■ GIVEN DATA
'''

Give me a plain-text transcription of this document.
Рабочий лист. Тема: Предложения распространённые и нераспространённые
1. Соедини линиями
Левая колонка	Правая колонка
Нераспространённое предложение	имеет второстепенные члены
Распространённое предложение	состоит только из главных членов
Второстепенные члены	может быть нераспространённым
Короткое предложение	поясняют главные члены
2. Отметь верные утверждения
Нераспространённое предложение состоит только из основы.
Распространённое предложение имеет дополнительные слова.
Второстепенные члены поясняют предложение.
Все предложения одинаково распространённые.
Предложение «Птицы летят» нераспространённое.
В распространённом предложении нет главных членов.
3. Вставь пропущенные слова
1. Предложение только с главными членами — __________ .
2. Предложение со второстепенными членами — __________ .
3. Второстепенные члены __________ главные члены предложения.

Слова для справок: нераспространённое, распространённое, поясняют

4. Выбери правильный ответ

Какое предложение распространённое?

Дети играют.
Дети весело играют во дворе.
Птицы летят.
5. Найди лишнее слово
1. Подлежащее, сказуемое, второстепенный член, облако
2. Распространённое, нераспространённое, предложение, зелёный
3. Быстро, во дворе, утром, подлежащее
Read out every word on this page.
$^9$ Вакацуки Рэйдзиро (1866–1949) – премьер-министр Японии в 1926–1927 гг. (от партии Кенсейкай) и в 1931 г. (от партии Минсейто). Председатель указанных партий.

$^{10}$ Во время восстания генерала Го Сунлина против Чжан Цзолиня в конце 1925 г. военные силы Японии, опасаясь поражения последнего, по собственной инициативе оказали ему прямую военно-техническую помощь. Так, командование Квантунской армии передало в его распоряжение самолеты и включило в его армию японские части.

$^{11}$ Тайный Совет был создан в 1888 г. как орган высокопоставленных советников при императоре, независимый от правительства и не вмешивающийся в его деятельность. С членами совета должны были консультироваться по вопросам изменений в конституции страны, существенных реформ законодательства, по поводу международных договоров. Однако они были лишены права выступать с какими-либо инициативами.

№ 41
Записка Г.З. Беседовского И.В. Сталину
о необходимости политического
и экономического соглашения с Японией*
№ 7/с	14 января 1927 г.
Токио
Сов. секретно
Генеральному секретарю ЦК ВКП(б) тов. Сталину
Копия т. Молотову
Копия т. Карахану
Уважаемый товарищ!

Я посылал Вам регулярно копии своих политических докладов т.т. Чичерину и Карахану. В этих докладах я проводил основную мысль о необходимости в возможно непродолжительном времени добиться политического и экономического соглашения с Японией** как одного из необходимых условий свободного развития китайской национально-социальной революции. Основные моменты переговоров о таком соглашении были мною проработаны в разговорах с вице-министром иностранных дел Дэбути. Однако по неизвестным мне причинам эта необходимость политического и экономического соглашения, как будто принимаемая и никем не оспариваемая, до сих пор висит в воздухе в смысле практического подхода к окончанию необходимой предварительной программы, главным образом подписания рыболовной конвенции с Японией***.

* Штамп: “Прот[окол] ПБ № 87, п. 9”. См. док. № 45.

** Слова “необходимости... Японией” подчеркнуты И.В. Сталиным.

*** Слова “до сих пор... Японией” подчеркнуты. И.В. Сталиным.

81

'''

■ TASK TO COMPLETE
All of the material above needs to be retyped word for word.

■ SOLVED PROBLEM
Give me a plain-text transcription of this document.
Рабочий лист. Тема: Предложения распространённые и нераспространённые
1. Соедини линиями
Левая колонка	Правая колонка
Нераспространённое предложение	имеет второстепенные члены
Распространённое предложение	состоит только из главных членов
Второстепенные члены	может быть нераспространённым
Короткое предложение	поясняют главные члены
2. Отметь верные утверждения
Нераспространённое предложение состоит только из основы.
Распространённое предложение имеет дополнительные слова.
Второстепенные члены поясняют предложение.
Все предложения одинаково распространённые.
Предложение «Птицы летят» нераспространённое.
В распространённом предложении нет главных членов.
3. Вставь пропущенные слова
1. Предложение только с главными членами — __________ .
2. Предложение со второстепенными членами — __________ .
3. Второстепенные члены __________ главные члены предложения.

Слова для справок: нераспространённое, распространённое, поясняют

4. Выбери правильный ответ

Какое предложение распространённое?

Дети играют.
Дети весело играют во дворе.
Птицы летят.
5. Найди лишнее слово
1. Подлежащее, сказуемое, второстепенный член, облако
2. Распространённое, нераспространённое, предложение, зелёный
3. Быстро, во дворе, утром, подлежащее
Read out every word on this page.
$^9$ Вакацуки Рэйдзиро (1866–1949) – премьер-министр Японии в 1926–1927 гг. (от партии Кенсейкай) и в 1931 г. (от партии Минсейто). Председатель указанных партий.

$^{10}$ Во время восстания генерала Го Сунлина против Чжан Цзолиня в конце 1925 г. военные силы Японии, опасаясь поражения последнего, по собственной инициативе оказали ему прямую военно-техническую помощь. Так, командование Квантунской армии передало в его распоряжение самолеты и включило в его армию японские части.

$^{11}$ Тайный Совет был создан в 1888 г. как орган высокопоставленных советников при императоре, независимый от правительства и не вмешивающийся в его деятельность. С членами совета должны были консультироваться по вопросам изменений в конституции страны, существенных реформ законодательства, по поводу международных договоров. Однако они были лишены права выступать с какими-либо инициативами.

№ 41
Записка Г.З. Беседовского И.В. Сталину
о необходимости политического
и экономического соглашения с Японией*
№ 7/с	14 января 1927 г.
Токио
Сов. секретно
Генеральному секретарю ЦК ВКП(б) тов. Сталину
Копия т. Молотову
Копия т. Карахану
Уважаемый товарищ!

Я посылал Вам регулярно копии своих политических докладов т.т. Чичерину и Карахану. В этих докладах я проводил основную мысль о необходимости в возможно непродолжительном времени добиться политического и экономического соглашения с Японией** как одного из необходимых условий свободного развития китайской национально-социальной революции. Основные моменты переговоров о таком соглашении были мною проработаны в разговорах с вице-министром иностранных дел Дэбути. Однако по неизвестным мне причинам эта необходимость политического и экономического соглашения, как будто принимаемая и никем не оспариваемая, до сих пор висит в воздухе в смысле практического подхода к окончанию необходимой предварительной программы, главным образом подписания рыболовной конвенции с Японией***.

* Штамп: “Прот[окол] ПБ № 87, п. 9”. См. док. № 45.

** Слова “необходимости... Японией” подчеркнуты И.В. Сталиным.

*** Слова “до сих пор... Японией” подчеркнуты. И.В. Сталиным.

81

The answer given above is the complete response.